■ **Your task**: Print the items verbatim from their beginning through the line containing "layer-visibility-toggle[interactable]: V (1142, 670, 1148, 680)", including that line.

[Items listed in a dataset]
○ ○ ○ ○
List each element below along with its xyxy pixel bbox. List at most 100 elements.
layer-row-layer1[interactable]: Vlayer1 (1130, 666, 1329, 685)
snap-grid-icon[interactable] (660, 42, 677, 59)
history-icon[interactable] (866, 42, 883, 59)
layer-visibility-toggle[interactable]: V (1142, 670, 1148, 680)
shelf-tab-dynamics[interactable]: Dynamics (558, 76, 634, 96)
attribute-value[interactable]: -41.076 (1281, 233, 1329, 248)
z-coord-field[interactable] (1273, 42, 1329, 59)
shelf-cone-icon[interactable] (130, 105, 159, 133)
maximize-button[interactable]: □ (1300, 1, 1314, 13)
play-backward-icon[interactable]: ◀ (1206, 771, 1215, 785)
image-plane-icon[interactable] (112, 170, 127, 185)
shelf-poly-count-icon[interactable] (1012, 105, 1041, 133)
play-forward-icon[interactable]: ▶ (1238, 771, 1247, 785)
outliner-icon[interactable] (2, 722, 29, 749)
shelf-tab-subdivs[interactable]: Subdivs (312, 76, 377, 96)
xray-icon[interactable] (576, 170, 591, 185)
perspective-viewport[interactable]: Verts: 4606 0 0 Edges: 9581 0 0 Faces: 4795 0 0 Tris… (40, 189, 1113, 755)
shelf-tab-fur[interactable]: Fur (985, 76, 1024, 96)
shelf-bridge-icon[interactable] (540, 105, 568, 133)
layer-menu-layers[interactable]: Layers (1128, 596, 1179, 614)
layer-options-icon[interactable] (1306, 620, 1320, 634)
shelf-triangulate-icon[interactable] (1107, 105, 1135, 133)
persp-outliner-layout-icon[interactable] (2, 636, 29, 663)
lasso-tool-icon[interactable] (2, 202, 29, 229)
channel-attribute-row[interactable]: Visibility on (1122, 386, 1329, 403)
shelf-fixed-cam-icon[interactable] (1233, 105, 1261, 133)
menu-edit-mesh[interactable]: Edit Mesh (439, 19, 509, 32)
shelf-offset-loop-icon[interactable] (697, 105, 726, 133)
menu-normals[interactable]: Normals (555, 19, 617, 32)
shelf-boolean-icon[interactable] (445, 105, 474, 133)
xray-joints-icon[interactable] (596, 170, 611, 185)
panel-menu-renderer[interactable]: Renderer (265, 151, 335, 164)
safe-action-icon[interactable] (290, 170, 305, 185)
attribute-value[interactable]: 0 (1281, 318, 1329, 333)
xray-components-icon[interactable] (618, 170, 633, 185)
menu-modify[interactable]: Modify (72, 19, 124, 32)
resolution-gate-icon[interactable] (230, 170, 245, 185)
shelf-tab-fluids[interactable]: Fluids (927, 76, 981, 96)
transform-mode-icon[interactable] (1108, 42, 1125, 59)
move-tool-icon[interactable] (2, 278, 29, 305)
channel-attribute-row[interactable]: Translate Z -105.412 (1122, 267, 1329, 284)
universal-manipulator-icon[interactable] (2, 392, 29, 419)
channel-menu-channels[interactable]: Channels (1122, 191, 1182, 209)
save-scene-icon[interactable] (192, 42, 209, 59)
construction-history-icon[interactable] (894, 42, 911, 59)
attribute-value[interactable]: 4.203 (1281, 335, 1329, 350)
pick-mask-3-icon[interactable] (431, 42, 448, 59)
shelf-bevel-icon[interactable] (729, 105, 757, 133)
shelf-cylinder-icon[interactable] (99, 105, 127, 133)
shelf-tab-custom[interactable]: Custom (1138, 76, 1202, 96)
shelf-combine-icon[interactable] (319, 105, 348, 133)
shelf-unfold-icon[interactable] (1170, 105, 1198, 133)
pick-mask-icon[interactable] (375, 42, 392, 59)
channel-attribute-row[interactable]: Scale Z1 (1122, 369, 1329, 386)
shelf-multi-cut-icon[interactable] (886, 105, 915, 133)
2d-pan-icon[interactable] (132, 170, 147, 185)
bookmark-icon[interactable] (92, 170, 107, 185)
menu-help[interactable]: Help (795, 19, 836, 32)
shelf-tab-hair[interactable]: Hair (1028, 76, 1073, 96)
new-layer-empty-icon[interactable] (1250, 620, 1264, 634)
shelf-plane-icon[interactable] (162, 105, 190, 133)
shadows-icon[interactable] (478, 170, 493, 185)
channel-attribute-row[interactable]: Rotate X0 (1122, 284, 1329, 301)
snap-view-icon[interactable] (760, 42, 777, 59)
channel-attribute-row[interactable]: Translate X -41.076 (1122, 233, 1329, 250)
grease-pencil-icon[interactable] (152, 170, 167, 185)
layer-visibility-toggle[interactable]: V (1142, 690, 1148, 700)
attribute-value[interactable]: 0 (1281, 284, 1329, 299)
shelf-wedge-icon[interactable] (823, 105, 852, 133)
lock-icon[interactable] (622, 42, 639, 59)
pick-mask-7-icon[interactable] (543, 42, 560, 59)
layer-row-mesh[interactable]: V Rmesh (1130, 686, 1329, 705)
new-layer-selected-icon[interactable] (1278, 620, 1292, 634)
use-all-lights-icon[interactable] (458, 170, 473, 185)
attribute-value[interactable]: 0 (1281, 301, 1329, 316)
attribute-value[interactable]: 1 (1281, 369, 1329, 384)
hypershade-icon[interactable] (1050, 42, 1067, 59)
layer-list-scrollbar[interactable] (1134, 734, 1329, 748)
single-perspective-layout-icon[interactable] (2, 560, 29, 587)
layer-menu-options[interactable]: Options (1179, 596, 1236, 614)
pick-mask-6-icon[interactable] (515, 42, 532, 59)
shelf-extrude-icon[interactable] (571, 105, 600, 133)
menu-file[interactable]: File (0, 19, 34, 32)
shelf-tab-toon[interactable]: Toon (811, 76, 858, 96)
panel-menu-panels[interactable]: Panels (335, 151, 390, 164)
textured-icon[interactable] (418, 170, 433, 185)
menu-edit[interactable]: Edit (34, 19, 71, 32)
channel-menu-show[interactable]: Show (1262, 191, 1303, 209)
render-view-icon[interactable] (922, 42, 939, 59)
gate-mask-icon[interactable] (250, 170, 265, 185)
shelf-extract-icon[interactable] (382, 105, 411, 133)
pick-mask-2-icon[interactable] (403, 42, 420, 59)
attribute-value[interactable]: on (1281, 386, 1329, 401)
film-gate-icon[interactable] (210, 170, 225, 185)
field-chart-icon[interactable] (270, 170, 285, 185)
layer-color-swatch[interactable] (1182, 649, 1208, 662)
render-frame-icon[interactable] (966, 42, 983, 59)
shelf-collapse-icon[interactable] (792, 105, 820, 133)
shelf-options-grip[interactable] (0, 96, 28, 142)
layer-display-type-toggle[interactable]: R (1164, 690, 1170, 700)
○ ○ ○ ○
■ **In response**:
List each element below along with its xyxy pixel bbox. List at most 100 elements.
layer-row-layer1[interactable]: Vlayer1 (1130, 666, 1329, 685)
snap-grid-icon[interactable] (660, 42, 677, 59)
history-icon[interactable] (866, 42, 883, 59)
layer-visibility-toggle[interactable]: V (1142, 670, 1148, 680)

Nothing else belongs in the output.